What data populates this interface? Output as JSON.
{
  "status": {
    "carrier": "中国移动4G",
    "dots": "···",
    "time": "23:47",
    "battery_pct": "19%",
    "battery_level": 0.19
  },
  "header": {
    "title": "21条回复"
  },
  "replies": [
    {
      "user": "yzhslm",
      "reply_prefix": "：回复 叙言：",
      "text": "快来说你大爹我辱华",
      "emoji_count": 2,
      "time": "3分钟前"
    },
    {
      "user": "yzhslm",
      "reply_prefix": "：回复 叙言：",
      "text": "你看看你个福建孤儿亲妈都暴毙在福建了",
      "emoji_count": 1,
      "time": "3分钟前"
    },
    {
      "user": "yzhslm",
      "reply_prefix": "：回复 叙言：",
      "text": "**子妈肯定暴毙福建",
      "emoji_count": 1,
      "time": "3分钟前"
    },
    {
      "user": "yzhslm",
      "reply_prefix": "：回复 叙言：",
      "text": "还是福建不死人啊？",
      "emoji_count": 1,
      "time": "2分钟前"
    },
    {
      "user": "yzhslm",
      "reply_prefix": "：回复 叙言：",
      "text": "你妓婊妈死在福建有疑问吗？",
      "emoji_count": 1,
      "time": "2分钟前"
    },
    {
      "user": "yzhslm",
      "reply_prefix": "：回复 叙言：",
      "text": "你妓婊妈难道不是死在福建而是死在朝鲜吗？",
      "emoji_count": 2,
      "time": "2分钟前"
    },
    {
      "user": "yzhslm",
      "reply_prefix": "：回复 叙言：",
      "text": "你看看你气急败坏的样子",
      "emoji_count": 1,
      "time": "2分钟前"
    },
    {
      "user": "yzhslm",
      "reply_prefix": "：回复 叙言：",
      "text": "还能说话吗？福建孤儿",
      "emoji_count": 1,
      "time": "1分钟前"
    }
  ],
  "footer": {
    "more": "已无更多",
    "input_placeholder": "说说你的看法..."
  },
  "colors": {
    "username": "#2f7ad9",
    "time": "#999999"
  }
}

▶ BRIEF:
The records above should be restated word for word, please.

▶ THE RESPONSE:
What data populates this interface? Output as JSON.
{
  "status": {
    "carrier": "中国移动4G",
    "dots": "···",
    "time": "23:47",
    "battery_pct": "19%",
    "battery_level": 0.19
  },
  "header": {
    "title": "21条回复"
  },
  "replies": [
    {
      "user": "yzhslm",
      "reply_prefix": "：回复 叙言：",
      "text": "快来说你大爹我辱华",
      "emoji_count": 2,
      "time": "3分钟前"
    },
    {
      "user": "yzhslm",
      "reply_prefix": "：回复 叙言：",
      "text": "你看看你个福建孤儿亲妈都暴毙在福建了",
      "emoji_count": 1,
      "time": "3分钟前"
    },
    {
      "user": "yzhslm",
      "reply_prefix": "：回复 叙言：",
      "text": "**子妈肯定暴毙福建",
      "emoji_count": 1,
      "time": "3分钟前"
    },
    {
      "user": "yzhslm",
      "reply_prefix": "：回复 叙言：",
      "text": "还是福建不死人啊？",
      "emoji_count": 1,
      "time": "2分钟前"
    },
    {
      "user": "yzhslm",
      "reply_prefix": "：回复 叙言：",
      "text": "你妓婊妈死在福建有疑问吗？",
      "emoji_count": 1,
      "time": "2分钟前"
    },
    {
      "user": "yzhslm",
      "reply_prefix": "：回复 叙言：",
      "text": "你妓婊妈难道不是死在福建而是死在朝鲜吗？",
      "emoji_count": 2,
      "time": "2分钟前"
    },
    {
      "user": "yzhslm",
      "reply_prefix": "：回复 叙言：",
      "text": "你看看你气急败坏的样子",
      "emoji_count": 1,
      "time": "2分钟前"
    },
    {
      "user": "yzhslm",
      "reply_prefix": "：回复 叙言：",
      "text": "还能说话吗？福建孤儿",
      "emoji_count": 1,
      "time": "1分钟前"
    }
  ],
  "footer": {
    "more": "已无更多",
    "input_placeholder": "说说你的看法..."
  },
  "colors": {
    "username": "#2f7ad9",
    "time": "#999999"
  }
}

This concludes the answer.